Problem description:
Reproduce the listing word for word. Skip any image.

====================

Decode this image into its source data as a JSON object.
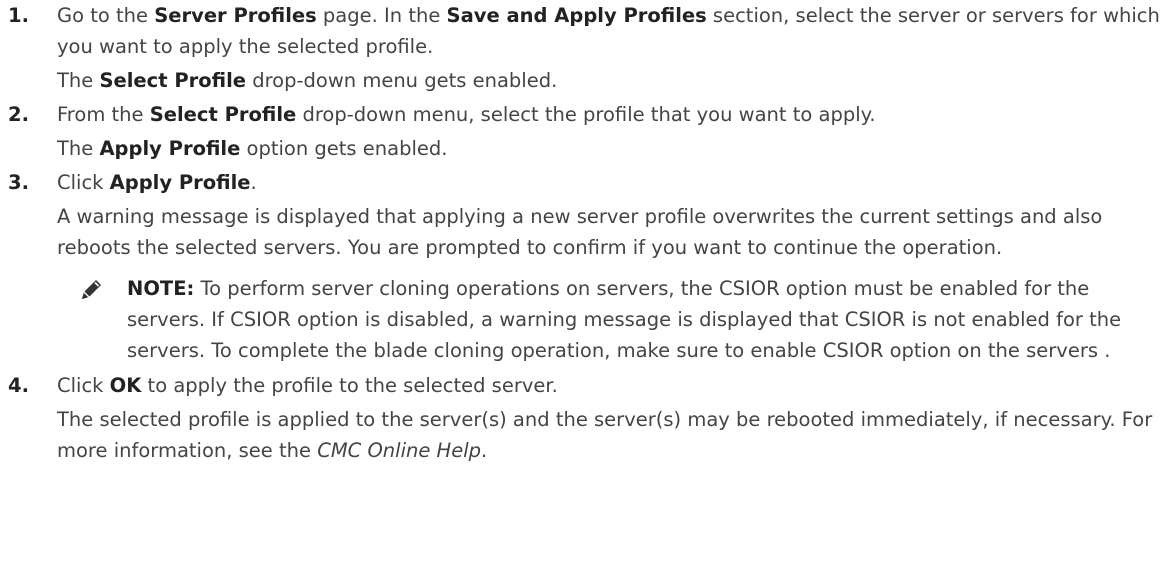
{
  "steps": [
    {
      "number": "1.",
      "text_a": "Go to the ",
      "bold_a": "Server Profiles",
      "text_b": " page. In the ",
      "bold_b": "Save and Apply Profiles",
      "text_c": " section, select the server or servers for which you want to apply the selected profile.",
      "result_pre": "The ",
      "result_bold": "Select Profile",
      "result_post": " drop-down menu gets enabled."
    },
    {
      "number": "2.",
      "text_a": "From the ",
      "bold_a": "Select Profile",
      "text_b": " drop-down menu, select the profile that you want to apply.",
      "result_pre": "The ",
      "result_bold": "Apply Profile",
      "result_post": " option gets enabled."
    },
    {
      "number": "3.",
      "text_a": "Click ",
      "bold_a": "Apply Profile",
      "text_b": ".",
      "result": "A warning message is displayed that applying a new server profile overwrites the current settings and also reboots the selected servers. You are prompted to confirm if you want to continue the operation.",
      "note": {
        "icon": "note-pencil-icon",
        "label": "NOTE:",
        "text": " To perform server cloning operations on servers, the CSIOR option must be enabled for the servers. If CSIOR option is disabled, a warning message is displayed that CSIOR is not enabled for the servers. To complete the blade cloning operation, make sure to enable CSIOR option on the servers ."
      }
    },
    {
      "number": "4.",
      "text_a": "Click ",
      "bold_a": "OK",
      "text_b": " to apply the profile to the selected server.",
      "result_pre": "The selected profile is applied to the server(s) and the server(s) may be rebooted immediately, if necessary. For more information, see the ",
      "result_italic": "CMC Online Help",
      "result_post": "."
    }
  ]
}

====================

Complete output:
Decode this image into its source data as a JSON object.
{
  "steps": [
    {
      "number": "1.",
      "text_a": "Go to the ",
      "bold_a": "Server Profiles",
      "text_b": " page. In the ",
      "bold_b": "Save and Apply Profiles",
      "text_c": " section, select the server or servers for which you want to apply the selected profile.",
      "result_pre": "The ",
      "result_bold": "Select Profile",
      "result_post": " drop-down menu gets enabled."
    },
    {
      "number": "2.",
      "text_a": "From the ",
      "bold_a": "Select Profile",
      "text_b": " drop-down menu, select the profile that you want to apply.",
      "result_pre": "The ",
      "result_bold": "Apply Profile",
      "result_post": " option gets enabled."
    },
    {
      "number": "3.",
      "text_a": "Click ",
      "bold_a": "Apply Profile",
      "text_b": ".",
      "result": "A warning message is displayed that applying a new server profile overwrites the current settings and also reboots the selected servers. You are prompted to confirm if you want to continue the operation.",
      "note": {
        "icon": "note-pencil-icon",
        "label": "NOTE:",
        "text": " To perform server cloning operations on servers, the CSIOR option must be enabled for the servers. If CSIOR option is disabled, a warning message is displayed that CSIOR is not enabled for the servers. To complete the blade cloning operation, make sure to enable CSIOR option on the servers ."
      }
    },
    {
      "number": "4.",
      "text_a": "Click ",
      "bold_a": "OK",
      "text_b": " to apply the profile to the selected server.",
      "result_pre": "The selected profile is applied to the server(s) and the server(s) may be rebooted immediately, if necessary. For more information, see the ",
      "result_italic": "CMC Online Help",
      "result_post": "."
    }
  ]
}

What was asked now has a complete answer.